## TO DO
Return the listing below exactly, with the pictures dropped.

## LISTED ENTRIES
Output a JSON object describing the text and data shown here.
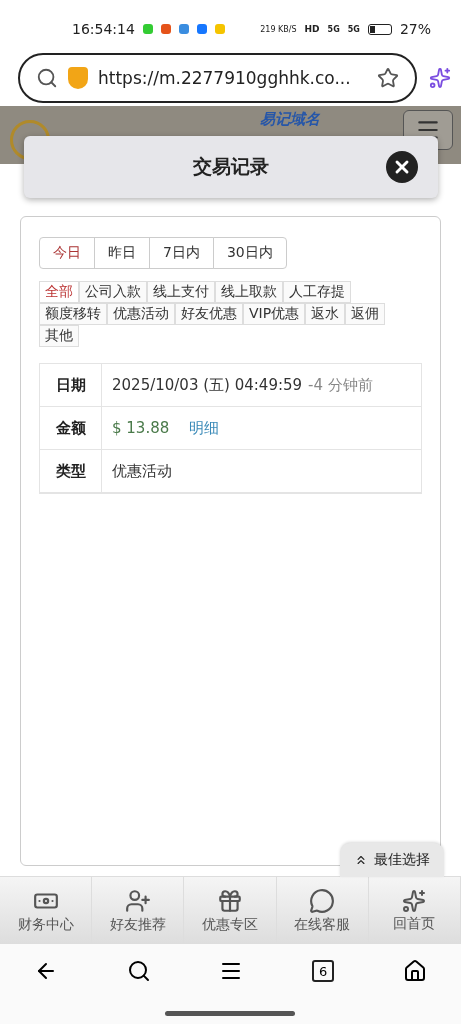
{
  "status_bar": {
    "time": "16:54:14",
    "speed": "219",
    "speed_unit": "KB/S",
    "hd": "HD",
    "networks": [
      "5G",
      "5G"
    ],
    "battery": "27%"
  },
  "browser": {
    "url": "https://m.2277910gghhk.co...",
    "tab_count": "6"
  },
  "site_header": {
    "slogan": "易记域名"
  },
  "modal": {
    "title": "交易记录"
  },
  "period_tabs": [
    {
      "label": "今日",
      "selected": true
    },
    {
      "label": "昨日",
      "selected": false
    },
    {
      "label": "7日内",
      "selected": false
    },
    {
      "label": "30日内",
      "selected": false
    }
  ],
  "type_filters": [
    {
      "label": "全部",
      "selected": true
    },
    {
      "label": "公司入款",
      "selected": false
    },
    {
      "label": "线上支付",
      "selected": false
    },
    {
      "label": "线上取款",
      "selected": false
    },
    {
      "label": "人工存提",
      "selected": false
    },
    {
      "label": "额度移转",
      "selected": false
    },
    {
      "label": "优惠活动",
      "selected": false
    },
    {
      "label": "好友优惠",
      "selected": false
    },
    {
      "label": "VIP优惠",
      "selected": false
    },
    {
      "label": "返水",
      "selected": false
    },
    {
      "label": "返佣",
      "selected": false
    },
    {
      "label": "其他",
      "selected": false
    }
  ],
  "record": {
    "date_label": "日期",
    "date": "2025/10/03 (五) 04:49:59",
    "ago": "-4 分钟前",
    "amount_label": "金额",
    "amount": "$ 13.88",
    "detail_link": "明细",
    "type_label": "类型",
    "type": "优惠活动"
  },
  "float_button": {
    "label": "最佳选择"
  },
  "bottom_nav": [
    {
      "kind": "money",
      "label": "财务中心"
    },
    {
      "kind": "friends",
      "label": "好友推荐"
    },
    {
      "kind": "gift",
      "label": "优惠专区"
    },
    {
      "kind": "chat",
      "label": "在线客服"
    },
    {
      "kind": "home",
      "label": "回首页"
    }
  ]
}
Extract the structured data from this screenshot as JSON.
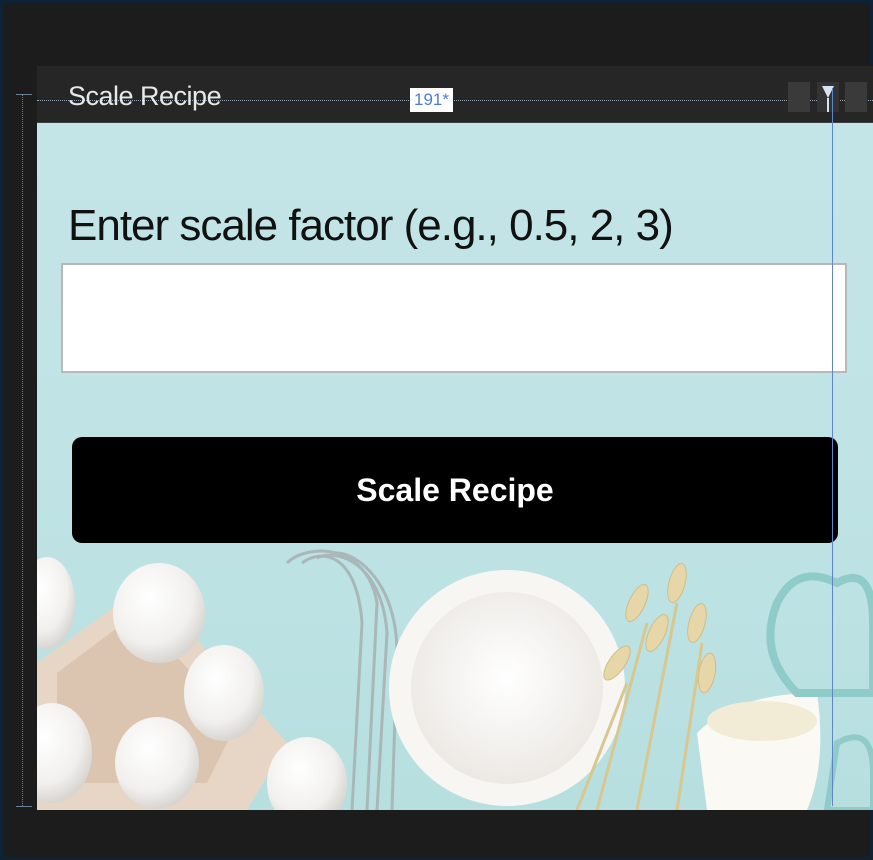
{
  "window": {
    "title": "Scale Recipe",
    "size_badge": "191*"
  },
  "form": {
    "prompt_label": "Enter scale factor (e.g., 0.5, 2, 3)",
    "input_value": "",
    "input_placeholder": "",
    "button_label": "Scale Recipe"
  },
  "colors": {
    "background_teal": "#c4e5e7",
    "button_bg": "#000000",
    "button_text": "#ffffff",
    "badge_text": "#4d7dd6"
  },
  "icons": {
    "dropdown_marker": "triangle-down-icon",
    "background_image": "baking-ingredients-image"
  }
}
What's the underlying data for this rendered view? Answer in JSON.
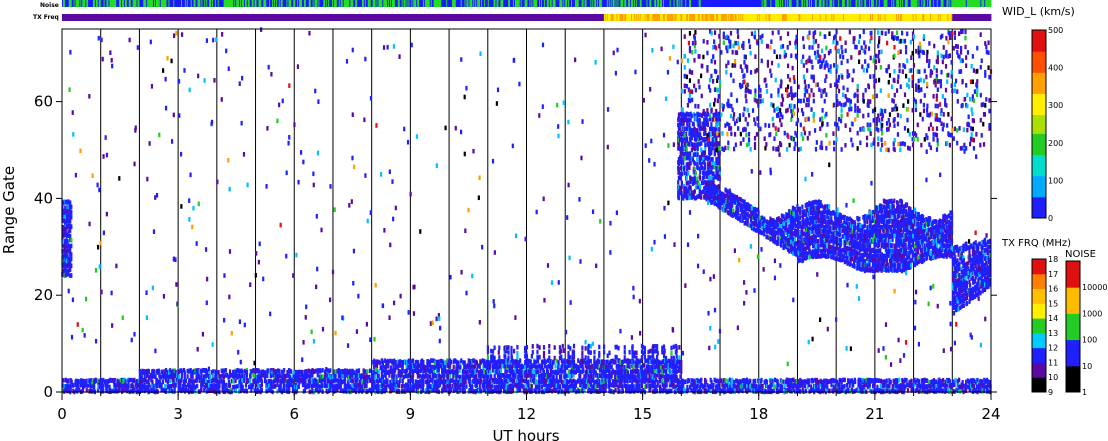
{
  "chart_data": {
    "type": "heatmap",
    "title": "",
    "xlabel": "UT hours",
    "ylabel": "Range Gate",
    "xlim": [
      0,
      24
    ],
    "ylim": [
      0,
      75
    ],
    "x_ticks": [
      0,
      3,
      6,
      9,
      12,
      15,
      18,
      21,
      24
    ],
    "y_ticks": [
      0,
      20,
      40,
      60
    ],
    "hour_gridlines": true,
    "strips": {
      "noise_label": "Noise",
      "txfreq_label": "TX Freq",
      "noise_segments": [
        {
          "from": 0,
          "to": 16.5,
          "level": "green-blue mixed"
        },
        {
          "from": 16.5,
          "to": 18.0,
          "level": "blue"
        },
        {
          "from": 18.0,
          "to": 23.0,
          "level": "green-blue mixed"
        },
        {
          "from": 23.0,
          "to": 24,
          "level": "green"
        }
      ],
      "txfreq_segments": [
        {
          "from": 0,
          "to": 14.0,
          "mhz": 10
        },
        {
          "from": 14.0,
          "to": 17.5,
          "mhz": 14.5
        },
        {
          "from": 17.5,
          "to": 23.0,
          "mhz": 14
        },
        {
          "from": 23.0,
          "to": 24,
          "mhz": 10
        }
      ]
    },
    "colorbars": {
      "width": {
        "label": "WID_L (km/s)",
        "ticks": [
          "0",
          "100",
          "200",
          "300",
          "400",
          "500"
        ]
      },
      "txfreq": {
        "label": "TX FRQ (MHz)",
        "ticks": [
          "9",
          "10",
          "11",
          "12",
          "13",
          "14",
          "15",
          "16",
          "17",
          "18"
        ]
      },
      "noise": {
        "label": "NOISE",
        "ticks": [
          "1",
          "10",
          "100",
          "1000",
          "10000"
        ]
      }
    },
    "regions": [
      {
        "name": "near-range band",
        "x": [
          0,
          24
        ],
        "gate": [
          0,
          5
        ],
        "width_kms": 80
      },
      {
        "name": "early-morning patch",
        "x": [
          0,
          0.25
        ],
        "gate": [
          24,
          40
        ],
        "width_kms": 70
      },
      {
        "name": "evening band",
        "x": [
          16.6,
          23.0
        ],
        "gate": [
          25,
          44
        ],
        "width_kms": 70
      },
      {
        "name": "evening high range",
        "x": [
          15.9,
          17.0
        ],
        "gate": [
          40,
          58
        ],
        "width_kms": 75
      },
      {
        "name": "late patch",
        "x": [
          23.0,
          24
        ],
        "gate": [
          16,
          32
        ],
        "width_kms": 75
      },
      {
        "name": "scattered far-range",
        "x": [
          16.0,
          24
        ],
        "gate": [
          50,
          75
        ],
        "width_kms": 60
      }
    ],
    "colors": {
      "low": "#2020ff",
      "mid": "#00c0ff",
      "green": "#22cc22",
      "yellow": "#ffee00",
      "orange": "#ffa000",
      "red": "#e01010",
      "purple": "#5a0aa0"
    }
  }
}
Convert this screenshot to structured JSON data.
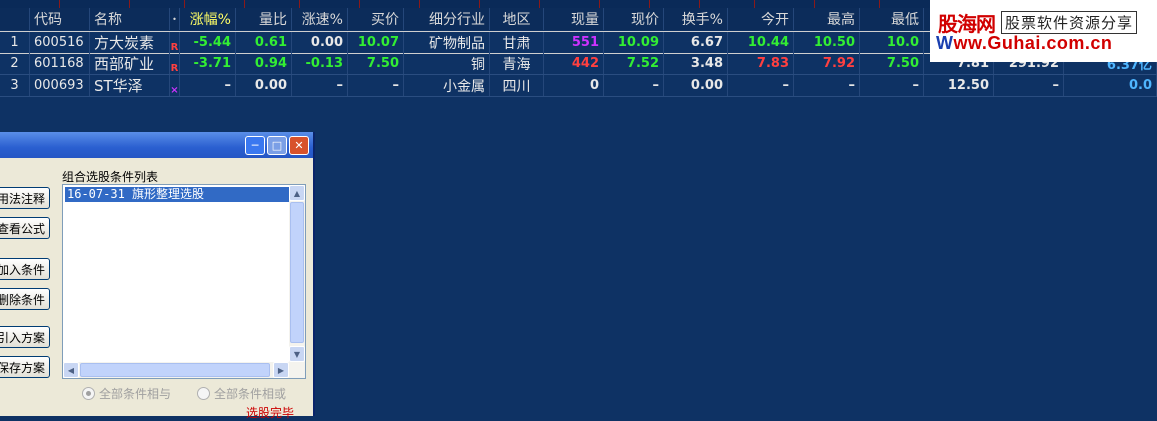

## SOLUTION BELOW
Output a JSON object describing the text and data shown here.
{
  "status_bar": {
    "time": "16:54:14",
    "speed": "219",
    "speed_unit": "KB/S",
    "hd": "HD",
    "networks": [
      "5G",
      "5G"
    ],
    "battery": "27%"
  },
  "browser": {
    "url": "https://m.2277910gghhk.co...",
    "tab_count": "6"
  },
  "site_header": {
    "slogan": "易记域名"
  },
  "modal": {
    "title": "交易记录"
  },
  "period_tabs": [
    {
      "label": "今日",
      "selected": true
    },
    {
      "label": "昨日",
      "selected": false
    },
    {
      "label": "7日内",
      "selected": false
    },
    {
      "label": "30日内",
      "selected": false
    }
  ],
  "type_filters": [
    {
      "label": "全部",
      "selected": true
    },
    {
      "label": "公司入款",
      "selected": false
    },
    {
      "label": "线上支付",
      "selected": false
    },
    {
      "label": "线上取款",
      "selected": false
    },
    {
      "label": "人工存提",
      "selected": false
    },
    {
      "label": "额度移转",
      "selected": false
    },
    {
      "label": "优惠活动",
      "selected": false
    },
    {
      "label": "好友优惠",
      "selected": false
    },
    {
      "label": "VIP优惠",
      "selected": false
    },
    {
      "label": "返水",
      "selected": false
    },
    {
      "label": "返佣",
      "selected": false
    },
    {
      "label": "其他",
      "selected": false
    }
  ],
  "record": {
    "date_label": "日期",
    "date": "2025/10/03 (五) 04:49:59",
    "ago": "-4 分钟前",
    "amount_label": "金额",
    "amount": "$ 13.88",
    "detail_link": "明细",
    "type_label": "类型",
    "type": "优惠活动"
  },
  "float_button": {
    "label": "最佳选择"
  },
  "bottom_nav": [
    {
      "kind": "money",
      "label": "财务中心"
    },
    {
      "kind": "friends",
      "label": "好友推荐"
    },
    {
      "kind": "gift",
      "label": "优惠专区"
    },
    {
      "kind": "chat",
      "label": "在线客服"
    },
    {
      "kind": "home",
      "label": "回首页"
    }
  ]
}
Extract the structured data from this screenshot as JSON.
{
  "window": {
    "title": "Scale Recipe",
    "size_badge": "191*"
  },
  "form": {
    "prompt_label": "Enter scale factor (e.g., 0.5, 2, 3)",
    "input_value": "",
    "input_placeholder": "",
    "button_label": "Scale Recipe"
  },
  "colors": {
    "background_teal": "#c4e5e7",
    "button_bg": "#000000",
    "button_text": "#ffffff",
    "badge_text": "#4d7dd6"
  },
  "icons": {
    "dropdown_marker": "triangle-down-icon",
    "background_image": "baking-ingredients-image"
  }
}
What's the underlying data for this rendered view? Answer in JSON.
{
  "chart_data": {
    "type": "heatmap",
    "title": "",
    "xlabel": "UT hours",
    "ylabel": "Range Gate",
    "xlim": [
      0,
      24
    ],
    "ylim": [
      0,
      75
    ],
    "x_ticks": [
      0,
      3,
      6,
      9,
      12,
      15,
      18,
      21,
      24
    ],
    "y_ticks": [
      0,
      20,
      40,
      60
    ],
    "hour_gridlines": true,
    "strips": {
      "noise_label": "Noise",
      "txfreq_label": "TX Freq",
      "noise_segments": [
        {
          "from": 0,
          "to": 16.5,
          "level": "green-blue mixed"
        },
        {
          "from": 16.5,
          "to": 18.0,
          "level": "blue"
        },
        {
          "from": 18.0,
          "to": 23.0,
          "level": "green-blue mixed"
        },
        {
          "from": 23.0,
          "to": 24,
          "level": "green"
        }
      ],
      "txfreq_segments": [
        {
          "from": 0,
          "to": 14.0,
          "mhz": 10
        },
        {
          "from": 14.0,
          "to": 17.5,
          "mhz": 14.5
        },
        {
          "from": 17.5,
          "to": 23.0,
          "mhz": 14
        },
        {
          "from": 23.0,
          "to": 24,
          "mhz": 10
        }
      ]
    },
    "colorbars": {
      "width": {
        "label": "WID_L (km/s)",
        "ticks": [
          "0",
          "100",
          "200",
          "300",
          "400",
          "500"
        ]
      },
      "txfreq": {
        "label": "TX FRQ (MHz)",
        "ticks": [
          "9",
          "10",
          "11",
          "12",
          "13",
          "14",
          "15",
          "16",
          "17",
          "18"
        ]
      },
      "noise": {
        "label": "NOISE",
        "ticks": [
          "1",
          "10",
          "100",
          "1000",
          "10000"
        ]
      }
    },
    "regions": [
      {
        "name": "near-range band",
        "x": [
          0,
          24
        ],
        "gate": [
          0,
          5
        ],
        "width_kms": 80
      },
      {
        "name": "early-morning patch",
        "x": [
          0,
          0.25
        ],
        "gate": [
          24,
          40
        ],
        "width_kms": 70
      },
      {
        "name": "evening band",
        "x": [
          16.6,
          23.0
        ],
        "gate": [
          25,
          44
        ],
        "width_kms": 70
      },
      {
        "name": "evening high range",
        "x": [
          15.9,
          17.0
        ],
        "gate": [
          40,
          58
        ],
        "width_kms": 75
      },
      {
        "name": "late patch",
        "x": [
          23.0,
          24
        ],
        "gate": [
          16,
          32
        ],
        "width_kms": 75
      },
      {
        "name": "scattered far-range",
        "x": [
          16.0,
          24
        ],
        "gate": [
          50,
          75
        ],
        "width_kms": 60
      }
    ],
    "colors": {
      "low": "#2020ff",
      "mid": "#00c0ff",
      "green": "#22cc22",
      "yellow": "#ffee00",
      "orange": "#ffa000",
      "red": "#e01010",
      "purple": "#5a0aa0"
    }
  }
}
Convert this screenshot to structured JSON data.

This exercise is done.